**Required tasks**
a) Say whether each statement agrees with the court opinion, answering yes or no and quoting the opinion's deciding words: (i) Hunter was indicted on one count of domestic violence classed as a felony of the fifth degree. (ii) Hunter pleaded guilty at his arraignment. (iii) The trial date was set for March 14, 2001.
b) Carry the court opinion forward from its last sentence, keeping the same style.

**Passage**
═══
Ohio Court of Appeals, 2002

State v. Hunter, Unpublished Decision (9-10-2002)

State v. Hunter, Unpublished Decision (9-10-2002)
Ohio Court of Appeals · Decided September 10, 2002 · EDWARDS, J.

State v. Hunter, Unpublished Decision (9-10-2002)

Opinion of the Court

OPINION

{¶ 1} Defendant-appellant John Hunter appeals his conviction from the Tuscarawas County Court of Common Pleas on one count of domestic violence in violation of R.C. 2919.25(A). Plaintiff-appellee is the State of Ohio.

STATEMENT OF THE FACTS AND CASE
{¶ 2} On February 14, 2001, the Tuscarawas County Grand Jury indicted appellant on one count of domestic violence in violation of R.C. 2919.25(A), a felony of the fifth degree. At his arraignment on March 14, 2001, appellant entered a plea of not guilty to the charge contained in the indictment. A trial date was subsequently set for June 26, 2001.
═══
**Dataset records**
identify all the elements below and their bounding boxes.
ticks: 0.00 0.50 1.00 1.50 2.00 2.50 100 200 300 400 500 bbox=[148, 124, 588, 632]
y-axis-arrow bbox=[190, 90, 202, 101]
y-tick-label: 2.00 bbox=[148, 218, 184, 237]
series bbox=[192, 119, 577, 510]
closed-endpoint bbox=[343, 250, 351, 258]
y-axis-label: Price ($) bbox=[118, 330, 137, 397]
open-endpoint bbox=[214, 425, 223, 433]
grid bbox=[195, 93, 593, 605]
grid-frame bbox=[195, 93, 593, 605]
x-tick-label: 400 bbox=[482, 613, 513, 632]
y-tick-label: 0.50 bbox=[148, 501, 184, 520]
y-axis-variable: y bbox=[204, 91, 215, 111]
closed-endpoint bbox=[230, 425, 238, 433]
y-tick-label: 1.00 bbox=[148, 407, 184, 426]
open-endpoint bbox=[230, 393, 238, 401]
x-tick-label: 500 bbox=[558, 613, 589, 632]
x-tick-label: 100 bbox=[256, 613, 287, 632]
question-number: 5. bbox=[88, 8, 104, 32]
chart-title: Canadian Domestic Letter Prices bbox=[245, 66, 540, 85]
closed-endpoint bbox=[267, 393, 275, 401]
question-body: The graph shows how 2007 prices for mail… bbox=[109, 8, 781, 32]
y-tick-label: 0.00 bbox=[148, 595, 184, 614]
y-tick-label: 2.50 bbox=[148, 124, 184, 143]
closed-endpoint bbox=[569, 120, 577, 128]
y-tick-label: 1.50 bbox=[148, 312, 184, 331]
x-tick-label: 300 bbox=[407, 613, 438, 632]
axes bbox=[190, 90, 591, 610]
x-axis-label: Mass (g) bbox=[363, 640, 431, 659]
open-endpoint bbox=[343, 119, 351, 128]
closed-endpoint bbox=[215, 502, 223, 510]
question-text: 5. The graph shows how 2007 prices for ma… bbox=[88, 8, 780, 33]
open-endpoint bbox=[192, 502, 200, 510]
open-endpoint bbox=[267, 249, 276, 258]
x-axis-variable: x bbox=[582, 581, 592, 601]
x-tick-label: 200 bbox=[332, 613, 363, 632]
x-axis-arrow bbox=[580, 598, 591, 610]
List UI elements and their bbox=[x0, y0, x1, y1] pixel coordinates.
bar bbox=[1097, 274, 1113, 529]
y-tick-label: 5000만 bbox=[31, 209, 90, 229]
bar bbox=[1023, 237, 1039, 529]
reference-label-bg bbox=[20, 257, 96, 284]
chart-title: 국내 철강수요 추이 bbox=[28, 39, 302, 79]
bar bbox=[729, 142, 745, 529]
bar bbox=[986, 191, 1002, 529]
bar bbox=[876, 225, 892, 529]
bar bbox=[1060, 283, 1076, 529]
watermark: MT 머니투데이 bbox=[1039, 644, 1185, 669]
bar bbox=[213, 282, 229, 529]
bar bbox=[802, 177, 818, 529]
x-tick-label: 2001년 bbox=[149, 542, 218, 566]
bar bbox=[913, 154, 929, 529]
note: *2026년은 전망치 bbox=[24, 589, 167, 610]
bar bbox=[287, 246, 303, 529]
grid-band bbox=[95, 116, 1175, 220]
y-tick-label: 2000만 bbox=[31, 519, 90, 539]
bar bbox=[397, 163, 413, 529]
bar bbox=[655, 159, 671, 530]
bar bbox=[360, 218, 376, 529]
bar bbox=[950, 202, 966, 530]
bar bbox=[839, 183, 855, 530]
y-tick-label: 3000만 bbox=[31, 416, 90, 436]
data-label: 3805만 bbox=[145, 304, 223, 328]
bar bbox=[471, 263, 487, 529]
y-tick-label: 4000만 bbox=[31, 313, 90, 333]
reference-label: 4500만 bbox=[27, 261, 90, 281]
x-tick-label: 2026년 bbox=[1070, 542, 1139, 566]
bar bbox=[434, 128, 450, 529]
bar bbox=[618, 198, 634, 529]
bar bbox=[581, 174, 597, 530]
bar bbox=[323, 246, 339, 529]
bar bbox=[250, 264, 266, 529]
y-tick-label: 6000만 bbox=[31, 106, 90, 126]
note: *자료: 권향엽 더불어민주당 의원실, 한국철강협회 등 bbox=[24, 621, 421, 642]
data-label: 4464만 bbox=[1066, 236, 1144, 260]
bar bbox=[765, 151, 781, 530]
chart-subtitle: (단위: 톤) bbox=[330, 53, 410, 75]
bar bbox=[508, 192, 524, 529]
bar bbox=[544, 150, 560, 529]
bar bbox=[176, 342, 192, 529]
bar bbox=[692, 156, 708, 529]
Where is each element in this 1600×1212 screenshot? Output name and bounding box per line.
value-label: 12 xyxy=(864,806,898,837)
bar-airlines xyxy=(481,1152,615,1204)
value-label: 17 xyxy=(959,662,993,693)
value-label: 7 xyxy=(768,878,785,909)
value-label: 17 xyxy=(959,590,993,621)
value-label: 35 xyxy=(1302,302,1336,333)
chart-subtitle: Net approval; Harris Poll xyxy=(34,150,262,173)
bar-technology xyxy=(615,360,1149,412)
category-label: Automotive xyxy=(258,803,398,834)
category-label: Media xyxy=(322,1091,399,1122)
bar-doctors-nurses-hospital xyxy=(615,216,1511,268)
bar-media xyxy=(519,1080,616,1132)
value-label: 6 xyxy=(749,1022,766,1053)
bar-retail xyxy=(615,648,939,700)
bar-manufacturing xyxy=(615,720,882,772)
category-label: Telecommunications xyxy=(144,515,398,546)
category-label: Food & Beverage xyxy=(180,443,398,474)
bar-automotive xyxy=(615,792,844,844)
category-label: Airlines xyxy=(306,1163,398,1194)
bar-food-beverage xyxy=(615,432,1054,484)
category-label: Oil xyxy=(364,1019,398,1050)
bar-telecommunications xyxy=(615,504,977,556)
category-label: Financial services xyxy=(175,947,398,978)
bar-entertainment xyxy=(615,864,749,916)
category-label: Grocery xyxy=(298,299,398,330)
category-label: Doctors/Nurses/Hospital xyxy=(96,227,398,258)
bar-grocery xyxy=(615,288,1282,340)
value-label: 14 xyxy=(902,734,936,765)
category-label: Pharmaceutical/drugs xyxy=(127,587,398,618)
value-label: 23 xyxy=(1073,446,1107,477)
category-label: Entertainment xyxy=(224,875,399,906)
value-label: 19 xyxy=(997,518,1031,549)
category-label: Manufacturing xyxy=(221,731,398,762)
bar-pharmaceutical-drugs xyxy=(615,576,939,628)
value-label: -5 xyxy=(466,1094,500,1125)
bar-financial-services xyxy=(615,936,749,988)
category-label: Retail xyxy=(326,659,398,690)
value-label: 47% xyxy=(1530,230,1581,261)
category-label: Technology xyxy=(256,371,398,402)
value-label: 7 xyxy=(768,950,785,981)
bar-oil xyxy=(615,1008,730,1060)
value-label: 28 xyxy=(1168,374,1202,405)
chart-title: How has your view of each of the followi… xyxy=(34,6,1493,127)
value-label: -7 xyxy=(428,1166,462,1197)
═══
**Answer set**
a)
(i) Yes: "indicted appellant on one count of domestic violence in violation of R.C. 2919.25(A), a felony of the fifth degree"
(ii) No: "appellant entered a plea of not guilty to the charge contained in the indictment"
(iii) No: "A trial date was subsequently set for June 26, 2001."

b)
{¶ 3} On June 25, 2001, the day before trial, appellee, after reviewing its responses to appellant's Crim.R. 16 discovery requests, discovered that it had failed to provide appellant with a copy of a brief statement that appellant had made to police upon arrest. Appellant, in such statement, indicated to the police that he and the victim had "only gotten into an argument and that was it" and that the victim "was imagining things." Upon the commencement of trial, appellant, both orally and in writing1, moved the trial court to exclude appellant's statement to police since he had only received it the day before. When asked by the trial court how he was prejudiced by having received the statement the day before trial, appellant's counsel stated as follows:

{¶ 4} "MR. LATANICH: I've had some problems with seeing Mr. Hunter. I finally did talk to him yesterday on the phone. We discussed the case. Now all of a sudden based on what was going to be my trial strategy I'm now getting a statement which is inconsistent with —."

{¶ 5} "THE COURT: What you believed your trial strategy was going to be.

{¶ 6} "MR. LATANICH: Yes." Transcript at 8.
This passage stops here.